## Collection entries
++++
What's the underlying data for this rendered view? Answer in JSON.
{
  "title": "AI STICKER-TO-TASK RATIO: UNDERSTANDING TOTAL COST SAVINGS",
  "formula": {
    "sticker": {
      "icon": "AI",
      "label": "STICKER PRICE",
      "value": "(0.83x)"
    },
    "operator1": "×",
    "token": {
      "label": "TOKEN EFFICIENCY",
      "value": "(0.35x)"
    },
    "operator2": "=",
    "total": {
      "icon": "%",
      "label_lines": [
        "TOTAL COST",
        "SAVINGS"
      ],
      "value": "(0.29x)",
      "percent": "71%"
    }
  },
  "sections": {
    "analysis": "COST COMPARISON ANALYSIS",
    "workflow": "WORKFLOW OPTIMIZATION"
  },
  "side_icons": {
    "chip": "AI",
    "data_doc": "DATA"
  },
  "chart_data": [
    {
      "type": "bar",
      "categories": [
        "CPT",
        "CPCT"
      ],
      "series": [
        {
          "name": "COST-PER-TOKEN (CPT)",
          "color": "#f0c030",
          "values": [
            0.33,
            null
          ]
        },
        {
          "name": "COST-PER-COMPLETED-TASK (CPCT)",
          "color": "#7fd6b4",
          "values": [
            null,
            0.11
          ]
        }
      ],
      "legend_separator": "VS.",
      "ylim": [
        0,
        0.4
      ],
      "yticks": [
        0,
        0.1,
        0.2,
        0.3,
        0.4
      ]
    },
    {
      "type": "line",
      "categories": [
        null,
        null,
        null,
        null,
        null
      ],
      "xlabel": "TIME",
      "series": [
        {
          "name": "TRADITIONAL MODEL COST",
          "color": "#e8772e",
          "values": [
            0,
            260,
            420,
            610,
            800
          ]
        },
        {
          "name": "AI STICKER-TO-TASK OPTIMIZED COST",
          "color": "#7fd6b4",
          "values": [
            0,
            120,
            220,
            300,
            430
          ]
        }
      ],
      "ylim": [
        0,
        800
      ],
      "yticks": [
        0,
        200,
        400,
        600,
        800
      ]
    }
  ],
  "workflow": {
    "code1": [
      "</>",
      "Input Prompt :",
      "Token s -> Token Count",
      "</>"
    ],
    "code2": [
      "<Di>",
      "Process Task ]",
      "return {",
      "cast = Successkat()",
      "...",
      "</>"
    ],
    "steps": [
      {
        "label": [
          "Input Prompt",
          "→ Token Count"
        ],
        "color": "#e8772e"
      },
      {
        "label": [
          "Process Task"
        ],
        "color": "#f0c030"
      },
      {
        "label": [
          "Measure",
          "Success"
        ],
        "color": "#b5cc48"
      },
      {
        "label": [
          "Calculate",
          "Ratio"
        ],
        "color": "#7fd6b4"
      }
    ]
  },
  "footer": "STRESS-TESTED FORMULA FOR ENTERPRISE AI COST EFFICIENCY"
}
++++
Quote the data in full, keeping each word unchanged.

What's the underlying data for this rendered view? Answer in JSON.
{
  "title": "AI STICKER-TO-TASK RATIO: UNDERSTANDING TOTAL COST SAVINGS",
  "formula": {
    "sticker": {
      "icon": "AI",
      "label": "STICKER PRICE",
      "value": "(0.83x)"
    },
    "operator1": "×",
    "token": {
      "label": "TOKEN EFFICIENCY",
      "value": "(0.35x)"
    },
    "operator2": "=",
    "total": {
      "icon": "%",
      "label_lines": [
        "TOTAL COST",
        "SAVINGS"
      ],
      "value": "(0.29x)",
      "percent": "71%"
    }
  },
  "sections": {
    "analysis": "COST COMPARISON ANALYSIS",
    "workflow": "WORKFLOW OPTIMIZATION"
  },
  "side_icons": {
    "chip": "AI",
    "data_doc": "DATA"
  },
  "chart_data": [
    {
      "type": "bar",
      "categories": [
        "CPT",
        "CPCT"
      ],
      "series": [
        {
          "name": "COST-PER-TOKEN (CPT)",
          "color": "#f0c030",
          "values": [
            0.33,
            null
          ]
        },
        {
          "name": "COST-PER-COMPLETED-TASK (CPCT)",
          "color": "#7fd6b4",
          "values": [
            null,
            0.11
          ]
        }
      ],
      "legend_separator": "VS.",
      "ylim": [
        0,
        0.4
      ],
      "yticks": [
        0,
        0.1,
        0.2,
        0.3,
        0.4
      ]
    },
    {
      "type": "line",
      "categories": [
        null,
        null,
        null,
        null,
        null
      ],
      "xlabel": "TIME",
      "series": [
        {
          "name": "TRADITIONAL MODEL COST",
          "color": "#e8772e",
          "values": [
            0,
            260,
            420,
            610,
            800
          ]
        },
        {
          "name": "AI STICKER-TO-TASK OPTIMIZED COST",
          "color": "#7fd6b4",
          "values": [
            0,
            120,
            220,
            300,
            430
          ]
        }
      ],
      "ylim": [
        0,
        800
      ],
      "yticks": [
        0,
        200,
        400,
        600,
        800
      ]
    }
  ],
  "workflow": {
    "code1": [
      "</>",
      "Input Prompt :",
      "Token s -> Token Count",
      "</>"
    ],
    "code2": [
      "<Di>",
      "Process Task ]",
      "return {",
      "cast = Successkat()",
      "...",
      "</>"
    ],
    "steps": [
      {
        "label": [
          "Input Prompt",
          "→ Token Count"
        ],
        "color": "#e8772e"
      },
      {
        "label": [
          "Process Task"
        ],
        "color": "#f0c030"
      },
      {
        "label": [
          "Measure",
          "Success"
        ],
        "color": "#b5cc48"
      },
      {
        "label": [
          "Calculate",
          "Ratio"
        ],
        "color": "#7fd6b4"
      }
    ]
  },
  "footer": "STRESS-TESTED FORMULA FOR ENTERPRISE AI COST EFFICIENCY"
}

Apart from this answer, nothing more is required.